**Problem set**
**a)** Answer these questions about the lockdown blog post:
(i) What did the writer teach the dog to do?
(ii) What arrival led to the promise of lasagne for dinner?
(iii) How many days of curry came before the lasagne?
**b)** Pick up the lockdown blog post after its final sentence and keep writing it.

**Article**

↓

Thursday 2 April 2020

A little trip into the local village



So as the days merge into one, I think I’ve settled quite nicely into the lockdown life. 

I obviously had a bit of a wobble, that was evident in my last blog post. I’m sure this is quite similar to what people have been feeling at home, only less sponsored by a steady diet of chickpeas. 

Things seem to have settled down a bit more here - there seems to be a steady stream of vegetables coming through, for which my bowels are hugely thankful, and the staff seem to be a marginally cheerier. It’s incredibly hard - no one can get home - and we aren’t sure if they are still being paid during this time. 

I have successfully utilised my free time in the best way. I had quite grand plans of starting an active exercise regime, meditating and reading classic novels, but the reality is that I’ve managed to teach the world’s most stupid dog to do “paw.”



I’ve never been so proud. 

We had one day of extreme excitement, when we were told that due to the arrival of tomatoes, we would be having lasagne for dinner. Bertie and I were wide eyed with excitement. LASAGNE. IMAGINE. Obviously it would be vegetarian lasagne but that’s not a problem, it’s still LASAGNE! So we cleared the table all ready to consume something that wasn’t chickpeas and rice, and what arrived was definitely equally the best and worst lasagne I’ve ever had. 




Essentially, it was pasta sheets and squashed tomatoes, with some cheese grated on the top layer. It was both terrible and wonderful. To have something like this after ten solid days of curry was just the morale boost we needed. We ate every single bit, served on top of a roti for an even more confusing twist.

↑

**Raw records**

↓

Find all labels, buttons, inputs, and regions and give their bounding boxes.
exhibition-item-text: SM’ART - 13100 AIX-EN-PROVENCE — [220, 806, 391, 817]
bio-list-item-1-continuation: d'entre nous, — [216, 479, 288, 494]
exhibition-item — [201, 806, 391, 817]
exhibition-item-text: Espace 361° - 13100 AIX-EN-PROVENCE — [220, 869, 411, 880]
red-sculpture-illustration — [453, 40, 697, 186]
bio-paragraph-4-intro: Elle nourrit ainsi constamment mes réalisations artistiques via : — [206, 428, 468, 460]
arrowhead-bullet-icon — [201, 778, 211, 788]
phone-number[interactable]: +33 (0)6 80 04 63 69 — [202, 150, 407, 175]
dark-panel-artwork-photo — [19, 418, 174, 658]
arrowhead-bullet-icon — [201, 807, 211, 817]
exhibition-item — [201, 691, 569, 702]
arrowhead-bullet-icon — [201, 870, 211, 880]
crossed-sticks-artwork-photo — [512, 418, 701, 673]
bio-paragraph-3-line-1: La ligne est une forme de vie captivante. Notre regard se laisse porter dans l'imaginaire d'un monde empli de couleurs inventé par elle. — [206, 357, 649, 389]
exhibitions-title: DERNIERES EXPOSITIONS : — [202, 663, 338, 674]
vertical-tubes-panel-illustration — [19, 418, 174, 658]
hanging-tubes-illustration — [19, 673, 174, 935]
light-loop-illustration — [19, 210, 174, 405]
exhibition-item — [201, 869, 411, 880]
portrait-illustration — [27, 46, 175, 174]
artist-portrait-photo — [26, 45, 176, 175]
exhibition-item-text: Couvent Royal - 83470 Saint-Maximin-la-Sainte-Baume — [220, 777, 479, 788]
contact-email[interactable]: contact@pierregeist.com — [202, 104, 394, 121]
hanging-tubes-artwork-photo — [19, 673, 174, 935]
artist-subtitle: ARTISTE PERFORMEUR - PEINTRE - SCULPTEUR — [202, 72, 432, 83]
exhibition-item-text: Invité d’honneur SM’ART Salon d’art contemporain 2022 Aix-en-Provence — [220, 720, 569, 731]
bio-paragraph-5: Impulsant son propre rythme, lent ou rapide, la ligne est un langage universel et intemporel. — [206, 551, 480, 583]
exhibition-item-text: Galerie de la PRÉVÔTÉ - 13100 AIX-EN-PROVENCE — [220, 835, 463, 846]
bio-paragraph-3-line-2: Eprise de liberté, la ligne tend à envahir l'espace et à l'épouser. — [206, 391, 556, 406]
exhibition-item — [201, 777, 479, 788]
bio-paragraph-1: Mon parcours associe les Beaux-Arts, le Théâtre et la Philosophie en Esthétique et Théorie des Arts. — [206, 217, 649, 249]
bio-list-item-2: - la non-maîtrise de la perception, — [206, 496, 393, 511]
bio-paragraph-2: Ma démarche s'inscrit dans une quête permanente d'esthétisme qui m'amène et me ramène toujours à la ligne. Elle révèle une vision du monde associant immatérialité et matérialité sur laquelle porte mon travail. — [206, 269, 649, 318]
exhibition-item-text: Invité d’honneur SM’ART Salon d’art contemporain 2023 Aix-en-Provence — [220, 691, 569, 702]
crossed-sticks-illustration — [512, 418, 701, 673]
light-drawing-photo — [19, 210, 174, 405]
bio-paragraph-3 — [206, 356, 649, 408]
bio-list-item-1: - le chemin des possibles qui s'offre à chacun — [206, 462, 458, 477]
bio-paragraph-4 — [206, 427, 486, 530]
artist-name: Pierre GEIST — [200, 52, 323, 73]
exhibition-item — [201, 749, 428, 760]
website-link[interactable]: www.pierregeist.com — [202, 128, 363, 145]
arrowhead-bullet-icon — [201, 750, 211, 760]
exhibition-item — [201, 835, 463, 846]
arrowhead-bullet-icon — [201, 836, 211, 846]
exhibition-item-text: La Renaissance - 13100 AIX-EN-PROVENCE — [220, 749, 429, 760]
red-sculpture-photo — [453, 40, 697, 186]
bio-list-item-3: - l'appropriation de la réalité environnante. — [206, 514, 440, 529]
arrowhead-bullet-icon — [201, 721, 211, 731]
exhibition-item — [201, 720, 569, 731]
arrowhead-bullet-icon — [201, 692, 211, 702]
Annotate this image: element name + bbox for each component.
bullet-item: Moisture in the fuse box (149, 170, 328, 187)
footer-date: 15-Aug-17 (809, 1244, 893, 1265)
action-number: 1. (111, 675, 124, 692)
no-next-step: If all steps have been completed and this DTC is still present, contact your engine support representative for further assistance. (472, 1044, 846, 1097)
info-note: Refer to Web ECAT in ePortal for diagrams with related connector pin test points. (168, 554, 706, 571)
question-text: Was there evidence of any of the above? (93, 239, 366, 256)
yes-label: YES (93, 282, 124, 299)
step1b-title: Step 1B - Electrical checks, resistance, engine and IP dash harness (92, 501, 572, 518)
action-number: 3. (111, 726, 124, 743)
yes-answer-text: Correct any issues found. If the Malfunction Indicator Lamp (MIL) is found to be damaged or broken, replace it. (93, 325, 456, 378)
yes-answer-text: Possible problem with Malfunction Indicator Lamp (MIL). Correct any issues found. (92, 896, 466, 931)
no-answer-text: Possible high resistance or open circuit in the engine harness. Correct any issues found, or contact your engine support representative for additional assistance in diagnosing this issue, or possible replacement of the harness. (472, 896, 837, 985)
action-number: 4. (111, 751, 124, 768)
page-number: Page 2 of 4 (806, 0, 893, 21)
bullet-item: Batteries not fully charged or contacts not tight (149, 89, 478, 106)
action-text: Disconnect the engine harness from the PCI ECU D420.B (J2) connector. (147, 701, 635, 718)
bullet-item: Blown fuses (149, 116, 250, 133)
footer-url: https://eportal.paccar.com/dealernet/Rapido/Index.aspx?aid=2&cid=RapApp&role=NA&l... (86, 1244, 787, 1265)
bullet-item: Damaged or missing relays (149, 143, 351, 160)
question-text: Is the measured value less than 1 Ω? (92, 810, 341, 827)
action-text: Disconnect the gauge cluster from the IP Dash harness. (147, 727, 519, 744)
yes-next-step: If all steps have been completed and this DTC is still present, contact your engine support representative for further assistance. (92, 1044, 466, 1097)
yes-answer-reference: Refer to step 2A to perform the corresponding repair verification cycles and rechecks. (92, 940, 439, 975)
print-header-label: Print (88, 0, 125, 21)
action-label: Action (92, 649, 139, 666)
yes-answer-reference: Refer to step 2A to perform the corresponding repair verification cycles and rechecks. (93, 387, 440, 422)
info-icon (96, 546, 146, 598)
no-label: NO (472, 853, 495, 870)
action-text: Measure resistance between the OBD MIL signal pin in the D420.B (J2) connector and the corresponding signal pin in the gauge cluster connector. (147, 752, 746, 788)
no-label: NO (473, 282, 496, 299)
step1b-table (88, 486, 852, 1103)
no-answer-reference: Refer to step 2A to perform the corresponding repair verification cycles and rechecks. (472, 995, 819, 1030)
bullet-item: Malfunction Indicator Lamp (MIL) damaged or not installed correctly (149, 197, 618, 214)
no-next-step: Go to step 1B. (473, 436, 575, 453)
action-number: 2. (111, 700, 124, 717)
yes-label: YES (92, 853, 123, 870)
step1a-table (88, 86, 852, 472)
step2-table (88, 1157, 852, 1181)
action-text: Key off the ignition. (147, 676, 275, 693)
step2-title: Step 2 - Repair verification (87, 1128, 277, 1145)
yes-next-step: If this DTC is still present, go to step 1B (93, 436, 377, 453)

↑

**Answers to the exercises**
**a)**
(i) To do "paw."
(ii) The arrival of tomatoes.
(iii) Ten.

**b)**
Then today we were surprised by the man who owns our huts, Monaj, offering to take us to his house. This is a huge thing, and we gratefully accepted (after checking there were no police in the vicinity.) 

He has been designing and building his house for four years. He estimates that there is another three years to go - it is beautiful, with detailed arches inside and every single factor carefully considered. We were shown around each room - the large reception room to welcome guests, the three bedrooms, the prayer room, and the kitchen. It looked quite small from out the front but proved to be a total tardis. He also has plans to build a second level to rent out to people.





Once we had been given the tour, we were then taken to the side of the house, where Monaj built a fire. Whilst this blazed, he showed us the pineapples and bananas growing in his garden (which settled the argument that Bertie and I had a week before about how pineapples grow - turns out we were both wrong) and also showed us a grass that you can use to make a lemon scented tea. 




He then threw the cashew nuts (still in their fat green shells) onto the fire, where they sizzled and let out a small burst of flame when the oil leaked out the inside. These are super poisonous, so Manoj coated his hands in coconut oil, before hooking them out of the fire, and cracking the shells with half a coconut. 





We were then given warm cashews to feast upon. I have never tasted anything like it. So creamy and soft, absolutely divine. It was the most simple snack but the amount of effort that went into it I will never forget. At one point, Manoj’s father came out (we all call him “Daddy”) and he set to the cashews with a hammer. Daddy really likes Joe, because Joe slips him secret cigarettes when Manoj isn’t looking, in some hilarious role reversal. 

(“Don’t tell my son I am smoking!”)

They then showed us the raw cashews, before the protective layer hardens, and we ate fresh baby cashews that would be used in curry sauces - they are incredibly expensive to buy - 5 rupees each. If you consider how many you would need to make a sauce, you can see why hardly anywhere in Goa offers cashew sauce curry. 




Once he had taken us home, he also gave us each a plate of jackfruit. I haven’t ever eaten jackfruit before, but I know the vegans have been banging on about it for ages. It’s bloody delicious, would definitely recommend, but I’m less sure about having it in a curry. Each to their own. 



Also, to finish off this blog, I must mention Lucky bringing us a present last night. After a slight tussle as to who was the Alpha, Lucky has finally relinquished his crown to Bertie, after an engaging battle last night.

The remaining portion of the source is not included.